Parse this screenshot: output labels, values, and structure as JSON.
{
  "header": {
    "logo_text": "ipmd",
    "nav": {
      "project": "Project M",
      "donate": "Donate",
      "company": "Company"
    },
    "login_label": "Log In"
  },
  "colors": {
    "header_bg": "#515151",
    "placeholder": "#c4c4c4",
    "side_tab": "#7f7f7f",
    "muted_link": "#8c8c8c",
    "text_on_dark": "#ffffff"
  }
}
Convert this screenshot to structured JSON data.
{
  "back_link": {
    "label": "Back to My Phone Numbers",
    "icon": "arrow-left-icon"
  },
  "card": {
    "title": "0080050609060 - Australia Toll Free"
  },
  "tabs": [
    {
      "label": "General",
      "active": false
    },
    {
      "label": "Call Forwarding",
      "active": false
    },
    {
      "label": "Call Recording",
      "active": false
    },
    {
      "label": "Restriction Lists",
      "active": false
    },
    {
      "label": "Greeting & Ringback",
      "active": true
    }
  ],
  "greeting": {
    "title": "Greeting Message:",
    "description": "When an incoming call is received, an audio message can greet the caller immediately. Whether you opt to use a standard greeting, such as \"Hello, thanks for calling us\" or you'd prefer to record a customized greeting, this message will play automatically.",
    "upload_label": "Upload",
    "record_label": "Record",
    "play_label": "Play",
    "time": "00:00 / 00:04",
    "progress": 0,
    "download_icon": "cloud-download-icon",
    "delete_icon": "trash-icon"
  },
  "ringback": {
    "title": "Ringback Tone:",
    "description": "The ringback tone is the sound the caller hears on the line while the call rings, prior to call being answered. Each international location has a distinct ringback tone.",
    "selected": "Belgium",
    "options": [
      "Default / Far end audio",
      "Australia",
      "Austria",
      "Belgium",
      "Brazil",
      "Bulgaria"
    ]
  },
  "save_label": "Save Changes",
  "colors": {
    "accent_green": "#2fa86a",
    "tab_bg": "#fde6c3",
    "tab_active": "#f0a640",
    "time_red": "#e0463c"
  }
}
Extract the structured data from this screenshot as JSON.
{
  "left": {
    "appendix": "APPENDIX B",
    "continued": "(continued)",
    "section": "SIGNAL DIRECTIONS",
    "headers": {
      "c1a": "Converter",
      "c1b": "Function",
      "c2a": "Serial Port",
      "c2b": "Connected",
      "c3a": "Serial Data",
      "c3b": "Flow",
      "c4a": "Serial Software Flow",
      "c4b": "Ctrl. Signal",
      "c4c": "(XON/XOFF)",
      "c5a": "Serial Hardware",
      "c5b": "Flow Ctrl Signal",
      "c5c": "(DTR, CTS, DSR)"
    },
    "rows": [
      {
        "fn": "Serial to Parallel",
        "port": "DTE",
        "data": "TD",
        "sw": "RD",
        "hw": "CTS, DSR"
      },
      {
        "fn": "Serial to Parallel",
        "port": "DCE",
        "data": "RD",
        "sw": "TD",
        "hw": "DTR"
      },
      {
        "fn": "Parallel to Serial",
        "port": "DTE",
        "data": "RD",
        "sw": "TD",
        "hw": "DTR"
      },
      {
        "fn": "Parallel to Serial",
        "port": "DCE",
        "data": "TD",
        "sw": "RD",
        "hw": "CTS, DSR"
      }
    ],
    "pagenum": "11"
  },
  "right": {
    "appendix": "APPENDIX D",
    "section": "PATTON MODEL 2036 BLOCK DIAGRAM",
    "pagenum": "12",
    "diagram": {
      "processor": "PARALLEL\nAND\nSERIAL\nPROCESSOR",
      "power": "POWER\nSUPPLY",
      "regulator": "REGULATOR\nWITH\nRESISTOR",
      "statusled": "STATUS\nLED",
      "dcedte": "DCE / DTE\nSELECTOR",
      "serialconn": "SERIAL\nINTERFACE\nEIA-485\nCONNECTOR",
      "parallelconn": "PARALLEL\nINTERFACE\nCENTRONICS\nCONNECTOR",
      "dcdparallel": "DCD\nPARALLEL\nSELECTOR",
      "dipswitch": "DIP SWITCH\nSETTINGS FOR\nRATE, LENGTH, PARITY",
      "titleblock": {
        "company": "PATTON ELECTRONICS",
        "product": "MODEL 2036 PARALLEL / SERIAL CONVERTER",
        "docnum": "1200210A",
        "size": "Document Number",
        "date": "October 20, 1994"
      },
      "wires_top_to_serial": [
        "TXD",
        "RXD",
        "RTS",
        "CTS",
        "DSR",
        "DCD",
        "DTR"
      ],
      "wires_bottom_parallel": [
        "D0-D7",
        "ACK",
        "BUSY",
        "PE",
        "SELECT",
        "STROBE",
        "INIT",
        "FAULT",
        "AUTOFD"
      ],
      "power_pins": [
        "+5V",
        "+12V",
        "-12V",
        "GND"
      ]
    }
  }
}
********
TASK DETAILS: All lines that include "APPENDIX" are to be gathered and copied.

EXERCISE OUTPUT:
    "appendix": "APPENDIX B",
    "appendix": "APPENDIX D",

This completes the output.